#### Exercise description
Find each line holding the word "JSON" and give the number of such lines, nothing else.

#### Available records

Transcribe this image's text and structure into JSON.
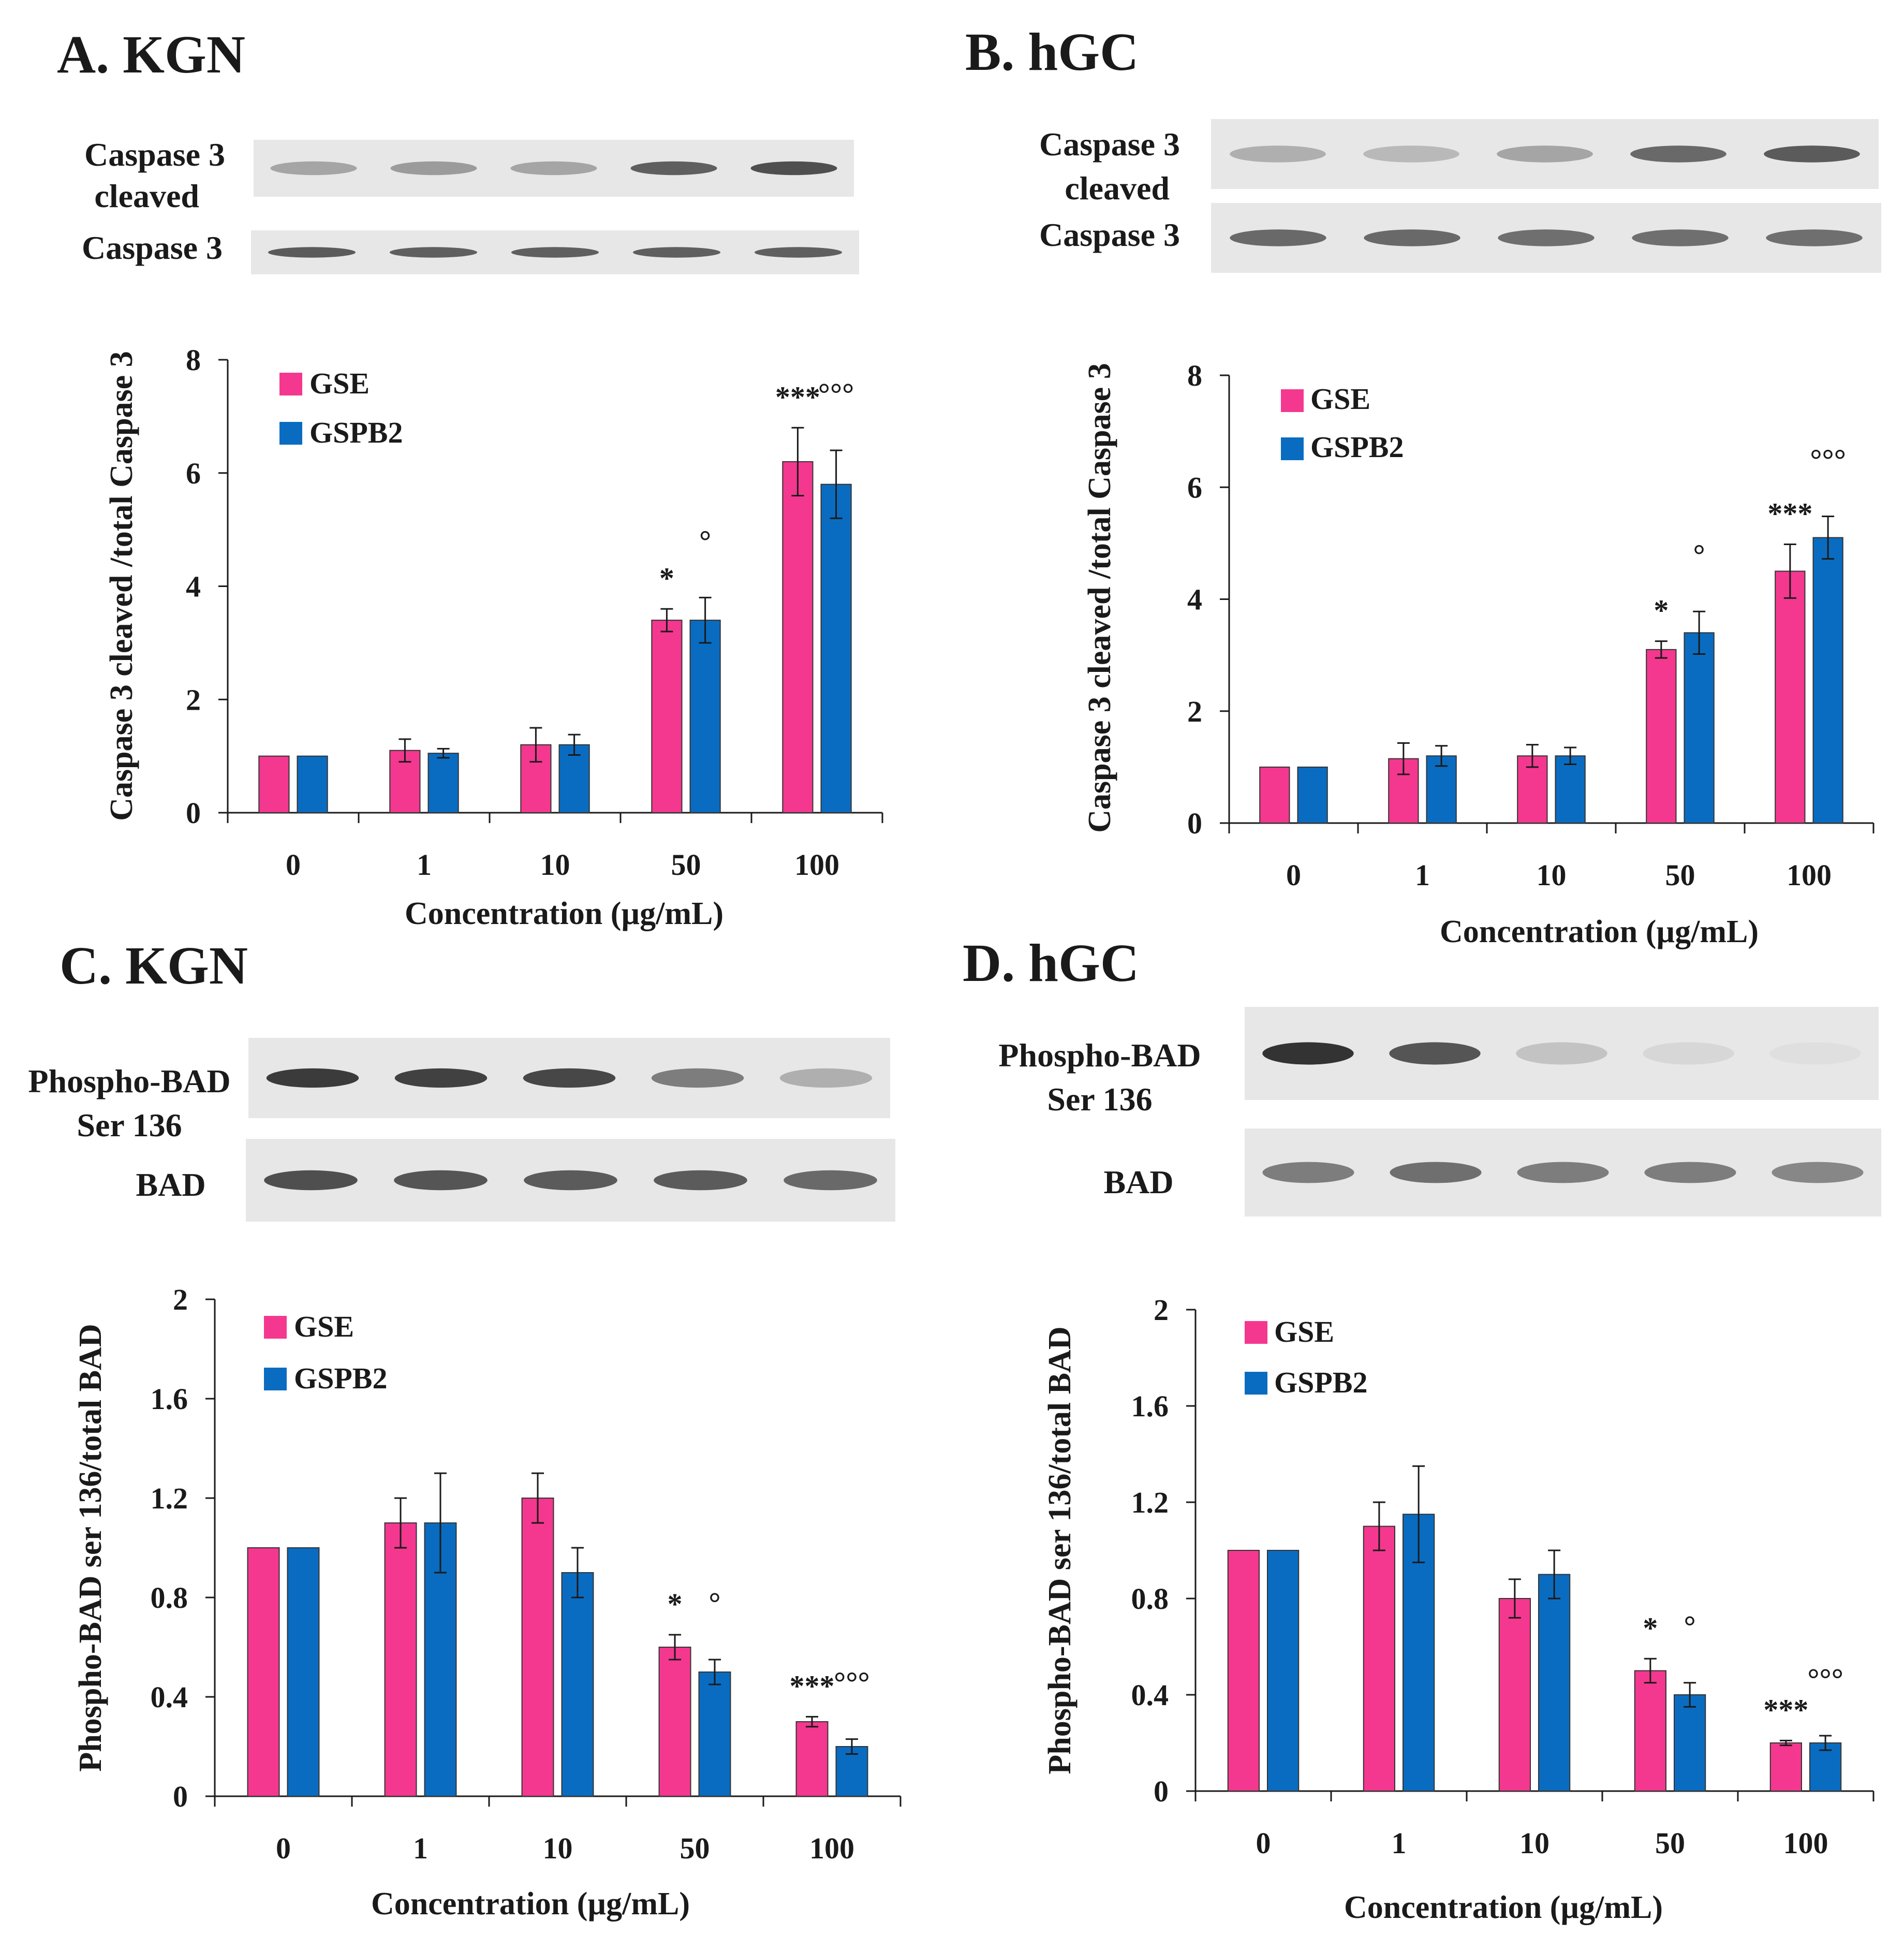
{
  "colors": {
    "gse": "#f4388f",
    "gspb2": "#0a6cc0",
    "axis": "#1a1a1a"
  },
  "panels": [
    {
      "id": "A",
      "title": "A. KGN",
      "blots": [
        {
          "label_lines": [
            "Caspase 3",
            "cleaved"
          ],
          "intensities": [
            0.35,
            0.4,
            0.35,
            0.7,
            0.78
          ]
        },
        {
          "label_lines": [
            "Caspase 3"
          ],
          "intensities": [
            0.72,
            0.7,
            0.7,
            0.7,
            0.7
          ]
        }
      ]
    },
    {
      "id": "B",
      "title": "B. hGC",
      "blots": [
        {
          "label_lines": [
            "Caspase 3",
            "cleaved"
          ],
          "intensities": [
            0.3,
            0.25,
            0.35,
            0.65,
            0.72
          ]
        },
        {
          "label_lines": [
            "Caspase 3"
          ],
          "intensities": [
            0.65,
            0.65,
            0.62,
            0.62,
            0.62
          ]
        }
      ]
    },
    {
      "id": "C",
      "title": "C. KGN",
      "blots": [
        {
          "label_lines": [
            "Phospho-BAD",
            "Ser 136"
          ],
          "intensities": [
            0.88,
            0.85,
            0.82,
            0.55,
            0.3
          ]
        },
        {
          "label_lines": [
            "BAD"
          ],
          "intensities": [
            0.78,
            0.75,
            0.72,
            0.72,
            0.65
          ]
        }
      ]
    },
    {
      "id": "D",
      "title": "D. hGC",
      "blots": [
        {
          "label_lines": [
            "Phospho-BAD",
            "Ser 136"
          ],
          "intensities": [
            0.92,
            0.75,
            0.2,
            0.1,
            0.06
          ]
        },
        {
          "label_lines": [
            "BAD"
          ],
          "intensities": [
            0.55,
            0.62,
            0.55,
            0.55,
            0.5
          ]
        }
      ]
    }
  ],
  "chart_data": [
    {
      "panel": "A",
      "type": "bar",
      "categories": [
        "0",
        "1",
        "10",
        "50",
        "100"
      ],
      "xlabel": "Concentration (µg/mL)",
      "ylabel": "Caspase 3 cleaved /total Caspase 3",
      "ylim": [
        0,
        8
      ],
      "yticks": [
        "0",
        "2",
        "4",
        "6",
        "8"
      ],
      "legend": "top-left",
      "series": [
        {
          "name": "GSE",
          "values": [
            1.0,
            1.1,
            1.2,
            3.4,
            6.2
          ],
          "errors": [
            0,
            0.2,
            0.3,
            0.2,
            0.6
          ],
          "marks": [
            "",
            "",
            "",
            "*",
            "***"
          ]
        },
        {
          "name": "GSPB2",
          "values": [
            1.0,
            1.05,
            1.2,
            3.4,
            5.8
          ],
          "errors": [
            0,
            0.08,
            0.18,
            0.4,
            0.6
          ],
          "marks": [
            "",
            "",
            "",
            "°",
            "°°°"
          ]
        }
      ]
    },
    {
      "panel": "B",
      "type": "bar",
      "categories": [
        "0",
        "1",
        "10",
        "50",
        "100"
      ],
      "xlabel": "Concentration (µg/mL)",
      "ylabel": "Caspase 3 cleaved /total Caspase 3",
      "ylim": [
        0,
        8
      ],
      "yticks": [
        "0",
        "2",
        "4",
        "6",
        "8"
      ],
      "legend": "top-left",
      "series": [
        {
          "name": "GSE",
          "values": [
            1.0,
            1.15,
            1.2,
            3.1,
            4.5
          ],
          "errors": [
            0,
            0.28,
            0.2,
            0.15,
            0.48
          ],
          "marks": [
            "",
            "",
            "",
            "*",
            "***"
          ]
        },
        {
          "name": "GSPB2",
          "values": [
            1.0,
            1.2,
            1.2,
            3.4,
            5.1
          ],
          "errors": [
            0,
            0.18,
            0.15,
            0.38,
            0.38
          ],
          "marks": [
            "",
            "",
            "",
            "°",
            "°°°"
          ]
        }
      ]
    },
    {
      "panel": "C",
      "type": "bar",
      "categories": [
        "0",
        "1",
        "10",
        "50",
        "100"
      ],
      "xlabel": "Concentration (µg/mL)",
      "ylabel": "Phospho-BAD ser 136/total BAD",
      "ylim": [
        0,
        2
      ],
      "yticks": [
        "0",
        "0.4",
        "0.8",
        "1.2",
        "1.6",
        "2"
      ],
      "legend": "top-left",
      "series": [
        {
          "name": "GSE",
          "values": [
            1.0,
            1.1,
            1.2,
            0.6,
            0.3
          ],
          "errors": [
            0,
            0.1,
            0.1,
            0.05,
            0.02
          ],
          "marks": [
            "",
            "",
            "",
            "*",
            "***"
          ]
        },
        {
          "name": "GSPB2",
          "values": [
            1.0,
            1.1,
            0.9,
            0.5,
            0.2
          ],
          "errors": [
            0,
            0.2,
            0.1,
            0.05,
            0.03
          ],
          "marks": [
            "",
            "",
            "",
            "°",
            "°°°"
          ]
        }
      ]
    },
    {
      "panel": "D",
      "type": "bar",
      "categories": [
        "0",
        "1",
        "10",
        "50",
        "100"
      ],
      "xlabel": "Concentration (µg/mL)",
      "ylabel": "Phospho-BAD ser 136/total BAD",
      "ylim": [
        0,
        2
      ],
      "yticks": [
        "0",
        "0.4",
        "0.8",
        "1.2",
        "1.6",
        "2"
      ],
      "legend": "top-left",
      "series": [
        {
          "name": "GSE",
          "values": [
            1.0,
            1.1,
            0.8,
            0.5,
            0.2
          ],
          "errors": [
            0,
            0.1,
            0.08,
            0.05,
            0.01
          ],
          "marks": [
            "",
            "",
            "",
            "*",
            "***"
          ]
        },
        {
          "name": "GSPB2",
          "values": [
            1.0,
            1.15,
            0.9,
            0.4,
            0.2
          ],
          "errors": [
            0,
            0.2,
            0.1,
            0.05,
            0.03
          ],
          "marks": [
            "",
            "",
            "",
            "°",
            "°°°"
          ]
        }
      ]
    }
  ]
}
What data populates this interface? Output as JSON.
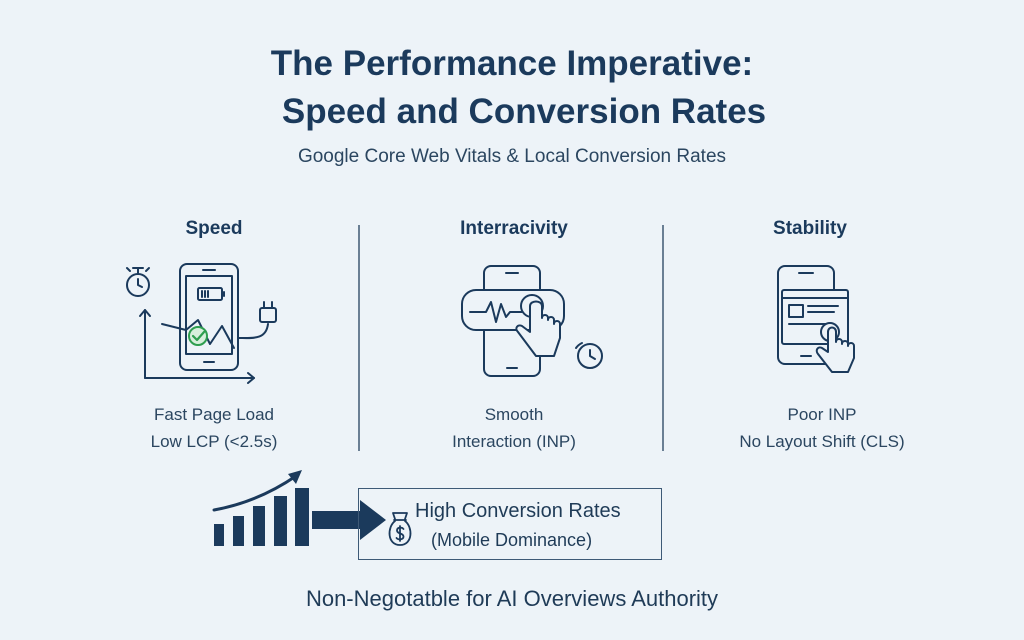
{
  "header": {
    "title_line1": "The Performance Imperative:",
    "title_line2": "Speed and Conversion Rates",
    "subtitle": "Google Core Web Vitals & Local Conversion Rates"
  },
  "columns": [
    {
      "heading": "Speed",
      "line1": "Fast Page Load",
      "line2": "Low LCP (<2.5s)",
      "icon": "phone-loading-speed-icon"
    },
    {
      "heading": "Interracivity",
      "line1": "Smooth",
      "line2": "Interaction (INP)",
      "icon": "phone-tap-interaction-icon"
    },
    {
      "heading": "Stability",
      "line1": "Poor INP",
      "line2": "No Layout Shift (CLS)",
      "icon": "phone-stable-layout-icon"
    }
  ],
  "result": {
    "line1": "High Conversion Rates",
    "line2": "(Mobile Dominance)",
    "icon": "money-bag-icon"
  },
  "footer": "Non-Negotatble for AI Overviews Authority",
  "colors": {
    "background": "#edf3f8",
    "primary": "#1b3a5c",
    "accent_green": "#2e9e4f"
  }
}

#### Answer to this task
2